[Dataset rows]

============

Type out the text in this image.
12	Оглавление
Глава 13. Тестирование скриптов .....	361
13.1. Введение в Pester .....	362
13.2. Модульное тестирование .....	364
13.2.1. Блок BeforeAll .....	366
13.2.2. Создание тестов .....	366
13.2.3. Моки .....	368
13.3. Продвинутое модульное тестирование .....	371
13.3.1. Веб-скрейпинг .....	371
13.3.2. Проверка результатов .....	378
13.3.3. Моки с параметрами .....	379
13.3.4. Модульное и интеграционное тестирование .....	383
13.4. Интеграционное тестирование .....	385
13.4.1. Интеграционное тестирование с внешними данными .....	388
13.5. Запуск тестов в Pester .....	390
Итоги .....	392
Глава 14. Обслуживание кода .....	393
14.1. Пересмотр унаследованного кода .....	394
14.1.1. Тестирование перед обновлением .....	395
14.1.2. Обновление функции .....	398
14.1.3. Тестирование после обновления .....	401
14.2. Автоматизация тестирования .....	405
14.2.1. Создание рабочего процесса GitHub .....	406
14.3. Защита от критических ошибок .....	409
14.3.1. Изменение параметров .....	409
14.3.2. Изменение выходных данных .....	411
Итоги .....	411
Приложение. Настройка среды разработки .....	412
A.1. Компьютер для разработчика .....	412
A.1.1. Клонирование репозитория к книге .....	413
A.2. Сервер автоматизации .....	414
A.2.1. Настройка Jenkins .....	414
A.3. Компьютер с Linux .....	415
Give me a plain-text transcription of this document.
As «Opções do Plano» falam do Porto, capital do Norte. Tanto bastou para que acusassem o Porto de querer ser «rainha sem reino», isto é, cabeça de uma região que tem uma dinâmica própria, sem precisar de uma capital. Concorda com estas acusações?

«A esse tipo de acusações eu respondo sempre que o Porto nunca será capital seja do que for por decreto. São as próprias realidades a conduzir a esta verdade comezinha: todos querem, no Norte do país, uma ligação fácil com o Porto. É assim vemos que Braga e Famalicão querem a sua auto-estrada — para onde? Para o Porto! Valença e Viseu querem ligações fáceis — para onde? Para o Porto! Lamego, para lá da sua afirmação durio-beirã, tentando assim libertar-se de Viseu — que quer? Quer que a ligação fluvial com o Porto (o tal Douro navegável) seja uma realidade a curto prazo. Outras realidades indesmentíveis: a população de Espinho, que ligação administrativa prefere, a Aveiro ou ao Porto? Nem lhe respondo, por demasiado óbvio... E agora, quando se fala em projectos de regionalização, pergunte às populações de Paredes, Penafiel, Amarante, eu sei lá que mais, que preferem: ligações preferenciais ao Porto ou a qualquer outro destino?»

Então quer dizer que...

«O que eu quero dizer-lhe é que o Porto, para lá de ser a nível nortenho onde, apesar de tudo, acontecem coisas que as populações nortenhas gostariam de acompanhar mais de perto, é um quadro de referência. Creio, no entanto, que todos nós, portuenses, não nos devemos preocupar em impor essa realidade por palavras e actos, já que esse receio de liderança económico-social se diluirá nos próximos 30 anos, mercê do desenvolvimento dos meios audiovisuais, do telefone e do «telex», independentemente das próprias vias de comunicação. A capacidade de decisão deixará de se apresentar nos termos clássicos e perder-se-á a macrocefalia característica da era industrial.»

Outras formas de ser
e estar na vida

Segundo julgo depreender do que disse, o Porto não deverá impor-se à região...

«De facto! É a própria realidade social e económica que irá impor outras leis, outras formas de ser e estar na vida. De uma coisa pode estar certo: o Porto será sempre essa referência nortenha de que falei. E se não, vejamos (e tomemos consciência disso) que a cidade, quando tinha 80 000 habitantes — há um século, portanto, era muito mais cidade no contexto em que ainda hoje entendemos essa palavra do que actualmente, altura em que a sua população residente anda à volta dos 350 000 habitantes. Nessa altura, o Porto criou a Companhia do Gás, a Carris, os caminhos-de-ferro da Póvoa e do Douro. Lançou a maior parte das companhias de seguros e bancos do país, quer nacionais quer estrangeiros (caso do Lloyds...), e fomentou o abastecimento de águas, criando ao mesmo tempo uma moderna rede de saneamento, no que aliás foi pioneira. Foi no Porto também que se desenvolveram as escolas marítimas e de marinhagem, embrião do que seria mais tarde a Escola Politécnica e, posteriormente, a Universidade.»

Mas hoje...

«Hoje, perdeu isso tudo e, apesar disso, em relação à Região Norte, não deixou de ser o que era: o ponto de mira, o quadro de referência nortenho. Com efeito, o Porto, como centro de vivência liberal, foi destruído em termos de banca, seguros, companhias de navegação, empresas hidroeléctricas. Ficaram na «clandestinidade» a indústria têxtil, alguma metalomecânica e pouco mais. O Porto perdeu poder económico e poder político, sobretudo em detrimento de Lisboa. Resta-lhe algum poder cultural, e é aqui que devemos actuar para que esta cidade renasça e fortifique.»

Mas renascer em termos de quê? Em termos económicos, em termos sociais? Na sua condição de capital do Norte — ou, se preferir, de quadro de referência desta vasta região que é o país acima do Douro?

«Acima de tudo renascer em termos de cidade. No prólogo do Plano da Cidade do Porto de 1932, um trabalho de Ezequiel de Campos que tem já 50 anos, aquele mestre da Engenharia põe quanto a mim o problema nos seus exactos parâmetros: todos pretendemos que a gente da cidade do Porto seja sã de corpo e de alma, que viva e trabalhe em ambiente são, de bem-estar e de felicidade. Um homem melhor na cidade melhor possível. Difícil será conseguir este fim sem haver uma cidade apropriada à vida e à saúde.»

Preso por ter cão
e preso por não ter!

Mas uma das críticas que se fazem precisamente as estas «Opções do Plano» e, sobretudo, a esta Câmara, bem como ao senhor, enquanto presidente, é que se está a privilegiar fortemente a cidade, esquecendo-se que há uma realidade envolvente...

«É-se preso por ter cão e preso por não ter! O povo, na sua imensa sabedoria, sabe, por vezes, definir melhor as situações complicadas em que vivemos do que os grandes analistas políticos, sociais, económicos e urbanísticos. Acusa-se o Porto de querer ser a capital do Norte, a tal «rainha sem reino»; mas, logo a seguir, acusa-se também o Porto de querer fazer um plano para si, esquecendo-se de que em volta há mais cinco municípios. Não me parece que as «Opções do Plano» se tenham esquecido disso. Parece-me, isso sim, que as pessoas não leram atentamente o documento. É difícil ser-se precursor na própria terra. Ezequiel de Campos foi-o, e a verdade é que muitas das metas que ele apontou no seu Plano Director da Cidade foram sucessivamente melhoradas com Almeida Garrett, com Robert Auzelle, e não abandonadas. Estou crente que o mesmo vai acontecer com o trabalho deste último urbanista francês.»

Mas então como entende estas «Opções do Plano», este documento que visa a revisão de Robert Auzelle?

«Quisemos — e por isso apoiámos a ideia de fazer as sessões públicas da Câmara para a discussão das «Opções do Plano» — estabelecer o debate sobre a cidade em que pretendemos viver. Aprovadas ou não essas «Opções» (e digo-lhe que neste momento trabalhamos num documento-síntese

============

**Directions for this task**
Search the lines for the string "кода" and copy every line that has it.

**Written reply**
Глава 14. Обслуживание кода .....	393
14.1. Пересмотр унаследованного кода .....	394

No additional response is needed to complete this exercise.